**Exercise objective:** Extract all of the entries and give them again, word for word.

**Dataset:**
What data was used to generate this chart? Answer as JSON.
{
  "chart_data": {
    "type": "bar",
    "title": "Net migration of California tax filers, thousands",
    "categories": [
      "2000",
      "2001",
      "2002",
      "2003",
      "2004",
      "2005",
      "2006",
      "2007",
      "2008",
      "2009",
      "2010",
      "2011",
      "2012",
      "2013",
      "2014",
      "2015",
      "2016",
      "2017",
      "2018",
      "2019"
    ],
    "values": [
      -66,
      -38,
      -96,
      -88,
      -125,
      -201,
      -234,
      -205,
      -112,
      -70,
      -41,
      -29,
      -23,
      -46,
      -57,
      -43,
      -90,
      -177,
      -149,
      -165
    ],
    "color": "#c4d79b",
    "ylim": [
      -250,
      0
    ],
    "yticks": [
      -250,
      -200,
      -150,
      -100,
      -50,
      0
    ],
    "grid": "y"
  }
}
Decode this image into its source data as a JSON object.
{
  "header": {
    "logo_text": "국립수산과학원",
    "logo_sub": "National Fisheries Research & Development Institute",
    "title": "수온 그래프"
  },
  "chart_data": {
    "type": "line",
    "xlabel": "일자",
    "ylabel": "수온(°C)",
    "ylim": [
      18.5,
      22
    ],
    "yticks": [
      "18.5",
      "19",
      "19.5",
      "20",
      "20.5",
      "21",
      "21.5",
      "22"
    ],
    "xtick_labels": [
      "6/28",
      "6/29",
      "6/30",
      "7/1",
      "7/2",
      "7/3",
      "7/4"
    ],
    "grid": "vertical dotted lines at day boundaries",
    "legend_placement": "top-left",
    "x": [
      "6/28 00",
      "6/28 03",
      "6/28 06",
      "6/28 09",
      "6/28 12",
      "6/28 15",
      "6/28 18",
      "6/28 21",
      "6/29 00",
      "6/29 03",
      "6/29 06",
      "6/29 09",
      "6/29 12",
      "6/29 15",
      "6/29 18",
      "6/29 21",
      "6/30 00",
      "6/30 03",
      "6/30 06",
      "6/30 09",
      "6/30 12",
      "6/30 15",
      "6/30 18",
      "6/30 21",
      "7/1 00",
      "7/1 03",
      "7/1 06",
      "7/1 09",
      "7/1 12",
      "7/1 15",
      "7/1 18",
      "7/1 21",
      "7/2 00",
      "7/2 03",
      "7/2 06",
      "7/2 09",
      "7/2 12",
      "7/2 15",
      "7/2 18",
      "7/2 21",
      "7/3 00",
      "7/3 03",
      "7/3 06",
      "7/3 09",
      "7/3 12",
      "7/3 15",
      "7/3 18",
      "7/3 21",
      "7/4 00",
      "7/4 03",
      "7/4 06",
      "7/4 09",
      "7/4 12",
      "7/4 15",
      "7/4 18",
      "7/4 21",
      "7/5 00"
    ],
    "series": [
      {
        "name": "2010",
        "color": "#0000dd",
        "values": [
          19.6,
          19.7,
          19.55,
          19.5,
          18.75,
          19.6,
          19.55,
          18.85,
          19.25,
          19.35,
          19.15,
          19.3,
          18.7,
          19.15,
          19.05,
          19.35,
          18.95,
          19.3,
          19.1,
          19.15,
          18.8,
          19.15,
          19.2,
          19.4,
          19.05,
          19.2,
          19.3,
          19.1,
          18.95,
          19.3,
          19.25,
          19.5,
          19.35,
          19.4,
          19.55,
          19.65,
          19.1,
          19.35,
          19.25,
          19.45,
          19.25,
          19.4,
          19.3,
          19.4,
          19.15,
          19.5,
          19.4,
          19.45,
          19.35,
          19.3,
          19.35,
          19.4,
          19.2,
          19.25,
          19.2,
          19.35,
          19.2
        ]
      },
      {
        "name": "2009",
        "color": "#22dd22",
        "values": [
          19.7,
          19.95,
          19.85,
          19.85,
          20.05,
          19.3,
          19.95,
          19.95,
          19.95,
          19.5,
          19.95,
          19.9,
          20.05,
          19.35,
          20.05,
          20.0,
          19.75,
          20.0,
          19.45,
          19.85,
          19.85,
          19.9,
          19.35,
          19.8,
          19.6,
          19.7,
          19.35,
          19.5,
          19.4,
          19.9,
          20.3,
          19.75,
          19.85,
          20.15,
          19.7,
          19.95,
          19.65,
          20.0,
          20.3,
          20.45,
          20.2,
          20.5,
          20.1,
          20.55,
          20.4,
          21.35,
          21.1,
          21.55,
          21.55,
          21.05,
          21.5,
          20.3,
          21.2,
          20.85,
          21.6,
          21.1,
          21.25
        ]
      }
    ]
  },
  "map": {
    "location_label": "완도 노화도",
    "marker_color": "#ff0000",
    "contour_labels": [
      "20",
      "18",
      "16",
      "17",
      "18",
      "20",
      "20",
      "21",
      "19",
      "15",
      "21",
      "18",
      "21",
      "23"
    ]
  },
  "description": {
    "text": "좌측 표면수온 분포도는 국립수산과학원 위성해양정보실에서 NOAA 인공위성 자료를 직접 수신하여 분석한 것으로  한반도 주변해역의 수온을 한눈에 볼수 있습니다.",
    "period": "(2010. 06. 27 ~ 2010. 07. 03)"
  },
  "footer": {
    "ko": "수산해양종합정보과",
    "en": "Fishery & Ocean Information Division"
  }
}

**Complete output:**
What data was used to generate this chart? Answer as JSON.
{
  "chart_data": {
    "type": "bar",
    "title": "Net migration of California tax filers, thousands",
    "categories": [
      "2000",
      "2001",
      "2002",
      "2003",
      "2004",
      "2005",
      "2006",
      "2007",
      "2008",
      "2009",
      "2010",
      "2011",
      "2012",
      "2013",
      "2014",
      "2015",
      "2016",
      "2017",
      "2018",
      "2019"
    ],
    "values": [
      -66,
      -38,
      -96,
      -88,
      -125,
      -201,
      -234,
      -205,
      -112,
      -70,
      -41,
      -29,
      -23,
      -46,
      -57,
      -43,
      -90,
      -177,
      -149,
      -165
    ],
    "color": "#c4d79b",
    "ylim": [
      -250,
      0
    ],
    "yticks": [
      -250,
      -200,
      -150,
      -100,
      -50,
      0
    ],
    "grid": "y"
  }
}
Decode this image into its source data as a JSON object.
{
  "header": {
    "logo_text": "국립수산과학원",
    "logo_sub": "National Fisheries Research & Development Institute",
    "title": "수온 그래프"
  },
  "chart_data": {
    "type": "line",
    "xlabel": "일자",
    "ylabel": "수온(°C)",
    "ylim": [
      18.5,
      22
    ],
    "yticks": [
      "18.5",
      "19",
      "19.5",
      "20",
      "20.5",
      "21",
      "21.5",
      "22"
    ],
    "xtick_labels": [
      "6/28",
      "6/29",
      "6/30",
      "7/1",
      "7/2",
      "7/3",
      "7/4"
    ],
    "grid": "vertical dotted lines at day boundaries",
    "legend_placement": "top-left",
    "x": [
      "6/28 00",
      "6/28 03",
      "6/28 06",
      "6/28 09",
      "6/28 12",
      "6/28 15",
      "6/28 18",
      "6/28 21",
      "6/29 00",
      "6/29 03",
      "6/29 06",
      "6/29 09",
      "6/29 12",
      "6/29 15",
      "6/29 18",
      "6/29 21",
      "6/30 00",
      "6/30 03",
      "6/30 06",
      "6/30 09",
      "6/30 12",
      "6/30 15",
      "6/30 18",
      "6/30 21",
      "7/1 00",
      "7/1 03",
      "7/1 06",
      "7/1 09",
      "7/1 12",
      "7/1 15",
      "7/1 18",
      "7/1 21",
      "7/2 00",
      "7/2 03",
      "7/2 06",
      "7/2 09",
      "7/2 12",
      "7/2 15",
      "7/2 18",
      "7/2 21",
      "7/3 00",
      "7/3 03",
      "7/3 06",
      "7/3 09",
      "7/3 12",
      "7/3 15",
      "7/3 18",
      "7/3 21",
      "7/4 00",
      "7/4 03",
      "7/4 06",
      "7/4 09",
      "7/4 12",
      "7/4 15",
      "7/4 18",
      "7/4 21",
      "7/5 00"
    ],
    "series": [
      {
        "name": "2010",
        "color": "#0000dd",
        "values": [
          19.6,
          19.7,
          19.55,
          19.5,
          18.75,
          19.6,
          19.55,
          18.85,
          19.25,
          19.35,
          19.15,
          19.3,
          18.7,
          19.15,
          19.05,
          19.35,
          18.95,
          19.3,
          19.1,
          19.15,
          18.8,
          19.15,
          19.2,
          19.4,
          19.05,
          19.2,
          19.3,
          19.1,
          18.95,
          19.3,
          19.25,
          19.5,
          19.35,
          19.4,
          19.55,
          19.65,
          19.1,
          19.35,
          19.25,
          19.45,
          19.25,
          19.4,
          19.3,
          19.4,
          19.15,
          19.5,
          19.4,
          19.45,
          19.35,
          19.3,
          19.35,
          19.4,
          19.2,
          19.25,
          19.2,
          19.35,
          19.2
        ]
      },
      {
        "name": "2009",
        "color": "#22dd22",
        "values": [
          19.7,
          19.95,
          19.85,
          19.85,
          20.05,
          19.3,
          19.95,
          19.95,
          19.95,
          19.5,
          19.95,
          19.9,
          20.05,
          19.35,
          20.05,
          20.0,
          19.75,
          20.0,
          19.45,
          19.85,
          19.85,
          19.9,
          19.35,
          19.8,
          19.6,
          19.7,
          19.35,
          19.5,
          19.4,
          19.9,
          20.3,
          19.75,
          19.85,
          20.15,
          19.7,
          19.95,
          19.65,
          20.0,
          20.3,
          20.45,
          20.2,
          20.5,
          20.1,
          20.55,
          20.4,
          21.35,
          21.1,
          21.55,
          21.55,
          21.05,
          21.5,
          20.3,
          21.2,
          20.85,
          21.6,
          21.1,
          21.25
        ]
      }
    ]
  },
  "map": {
    "location_label": "완도 노화도",
    "marker_color": "#ff0000",
    "contour_labels": [
      "20",
      "18",
      "16",
      "17",
      "18",
      "20",
      "20",
      "21",
      "19",
      "15",
      "21",
      "18",
      "21",
      "23"
    ]
  },
  "description": {
    "text": "좌측 표면수온 분포도는 국립수산과학원 위성해양정보실에서 NOAA 인공위성 자료를 직접 수신하여 분석한 것으로  한반도 주변해역의 수온을 한눈에 볼수 있습니다.",
    "period": "(2010. 06. 27 ~ 2010. 07. 03)"
  },
  "footer": {
    "ko": "수산해양종합정보과",
    "en": "Fishery & Ocean Information Division"
  }
}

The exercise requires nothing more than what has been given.